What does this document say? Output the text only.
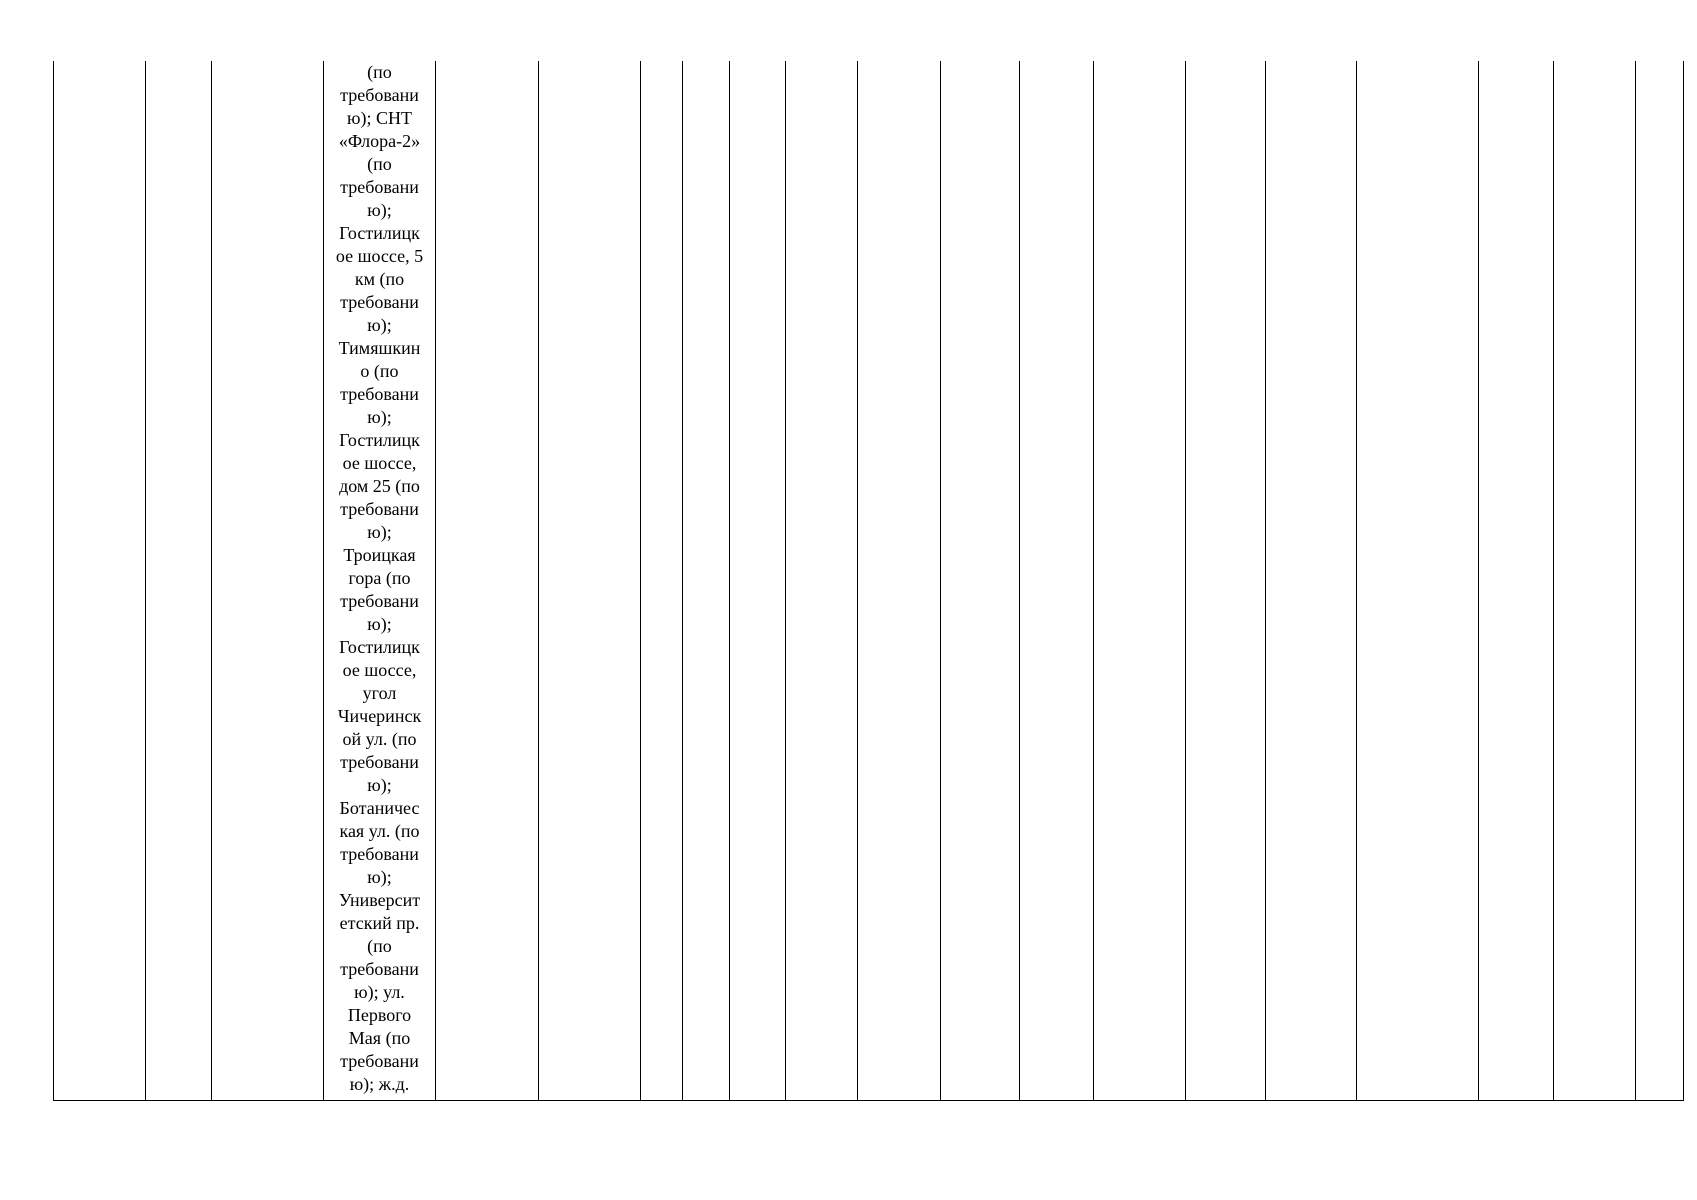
			(по
требовани
ю); СНТ
«Флора-2»
(по
требовани
ю);
Гостилицк
ое шоссе, 5
км (по
требовани
ю);
Тимяшкин
о (по
требовани
ю);
Гостилицк
ое шоссе,
дом 25 (по
требовани
ю);
Троицкая
гора (по
требовани
ю);
Гостилицк
ое шоссе,
угол
Чичеринск
ой ул. (по
требовани
ю);
Ботаничес
кая ул. (по
требовани
ю);
Университ
етский пр.
(по
требовани
ю); ул.
Первого
Мая (по
требовани
ю); ж.д.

##########

Direction:
Write the listing above out again exactly, dropping each image.

Final result:
What does this document say? Output the text only.
			(по
требовани
ю); СНТ
«Флора-2»
(по
требовани
ю);
Гостилицк
ое шоссе, 5
км (по
требовани
ю);
Тимяшкин
о (по
требовани
ю);
Гостилицк
ое шоссе,
дом 25 (по
требовани
ю);
Троицкая
гора (по
требовани
ю);
Гостилицк
ое шоссе,
угол
Чичеринск
ой ул. (по
требовани
ю);
Ботаничес
кая ул. (по
требовани
ю);
Университ
етский пр.
(по
требовани
ю); ул.
Первого
Мая (по
требовани
ю); ж.д.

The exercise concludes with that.